> _TO DO_:
Find every line of the listing below where "color" appears, and copy it.

[Figure dataset records]
=====

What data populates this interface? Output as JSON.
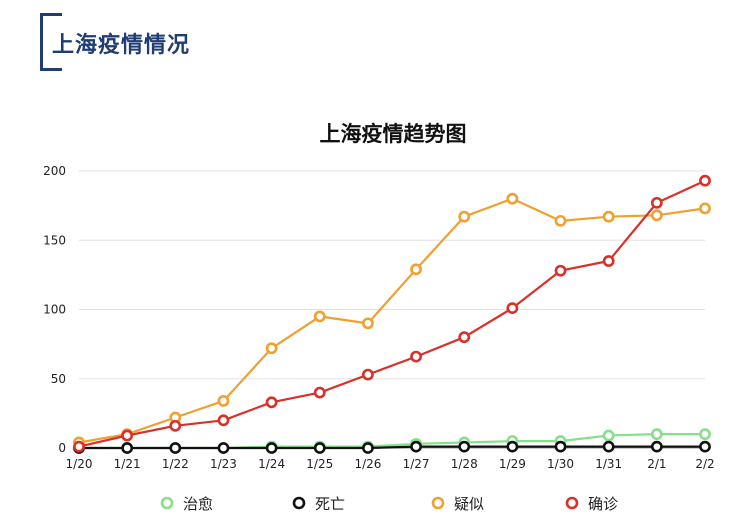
{
  "header": {
    "title": "上海疫情情况"
  },
  "chart_data": {
    "type": "line",
    "title": "上海疫情趋势图",
    "xlabel": "",
    "ylabel": "",
    "categories": [
      "1/20",
      "1/21",
      "1/22",
      "1/23",
      "1/24",
      "1/25",
      "1/26",
      "1/27",
      "1/28",
      "1/29",
      "1/30",
      "1/31",
      "2/1",
      "2/2"
    ],
    "ylim": [
      0,
      200
    ],
    "yticks": [
      "0",
      "50",
      "100",
      "150",
      "200"
    ],
    "grid": true,
    "legend_position": "bottom",
    "series": [
      {
        "name": "治愈",
        "color": "#86e08a",
        "values": [
          0,
          0,
          0,
          0,
          1,
          1,
          1,
          3,
          4,
          5,
          5,
          9,
          10,
          10
        ]
      },
      {
        "name": "死亡",
        "color": "#111111",
        "values": [
          0,
          0,
          0,
          0,
          0,
          0,
          0,
          1,
          1,
          1,
          1,
          1,
          1,
          1
        ]
      },
      {
        "name": "疑似",
        "color": "#f0a030",
        "values": [
          4,
          10,
          22,
          34,
          72,
          95,
          90,
          129,
          167,
          180,
          164,
          167,
          168,
          173
        ]
      },
      {
        "name": "确诊",
        "color": "#d9302a",
        "values": [
          1,
          9,
          16,
          20,
          33,
          40,
          53,
          66,
          80,
          101,
          128,
          135,
          177,
          193
        ]
      }
    ]
  }
}
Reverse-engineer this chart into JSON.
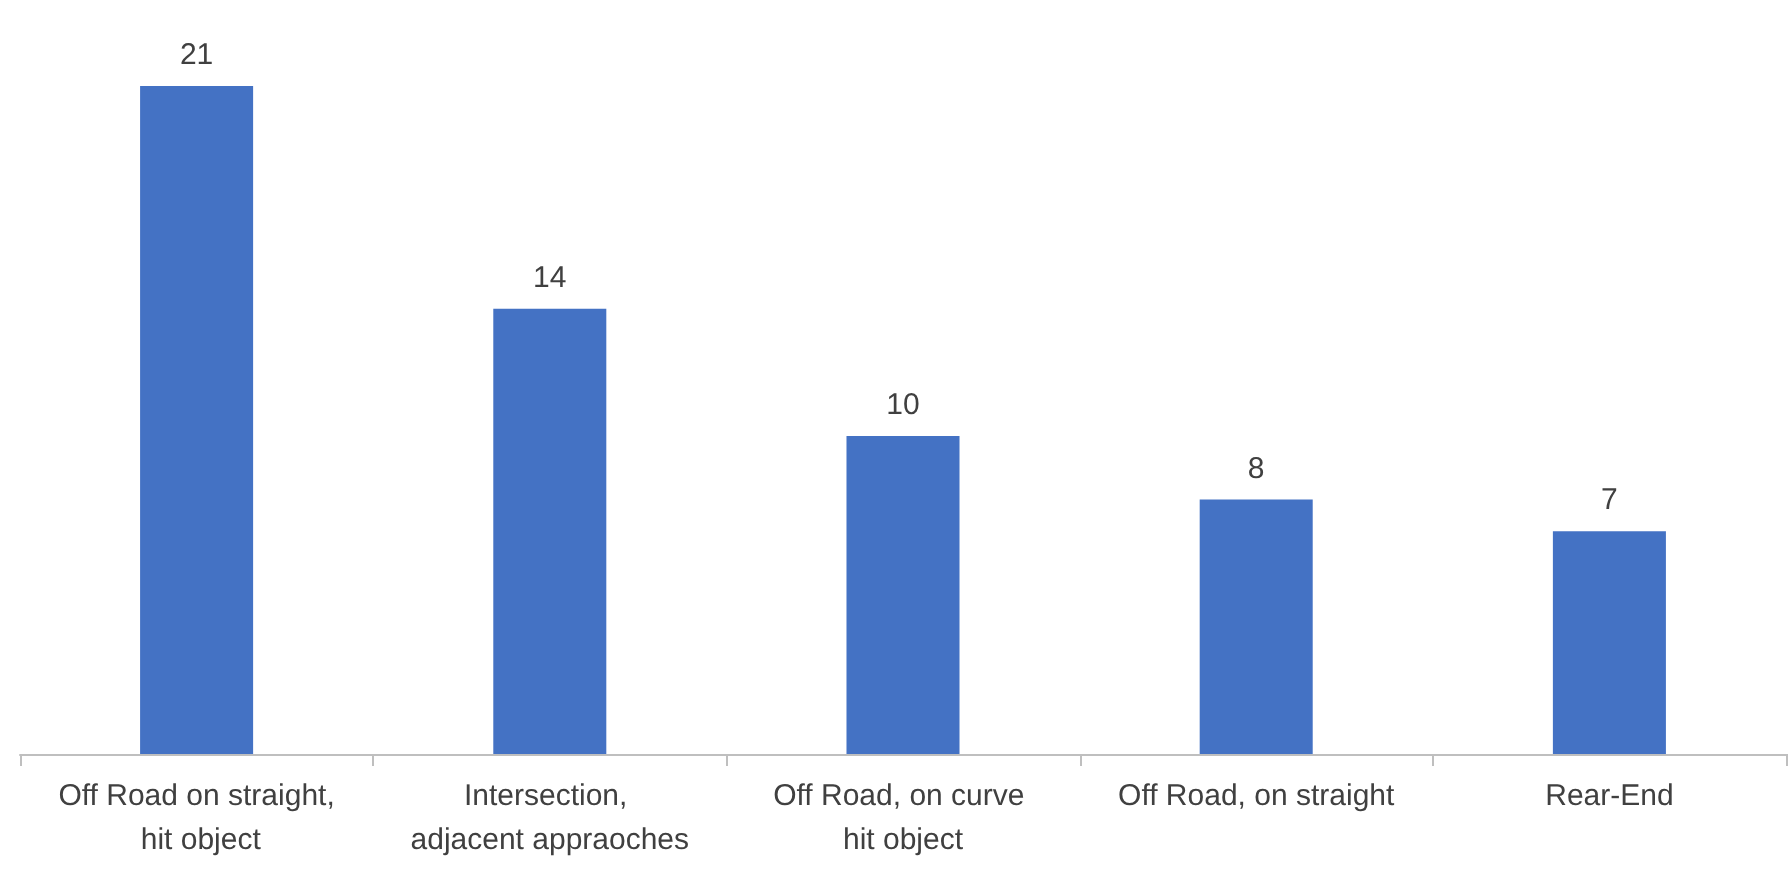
{
  "chart_data": {
    "type": "bar",
    "categories": [
      "Off Road on straight, hit object",
      "Intersection, adjacent appraoches",
      "Off Road, on curve hit object",
      "Off Road, on straight",
      "Rear-End"
    ],
    "values": [
      21,
      14,
      10,
      8,
      7
    ],
    "color": "#4472c4",
    "data_labels": true,
    "grid": false,
    "tick_labels": "x"
  }
}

=====

> _REPLY_:
        "color": "#86e08a",
        "color": "#111111",
        "color": "#f0a030",
        "color": "#d9302a",
    "color": "#4472c4",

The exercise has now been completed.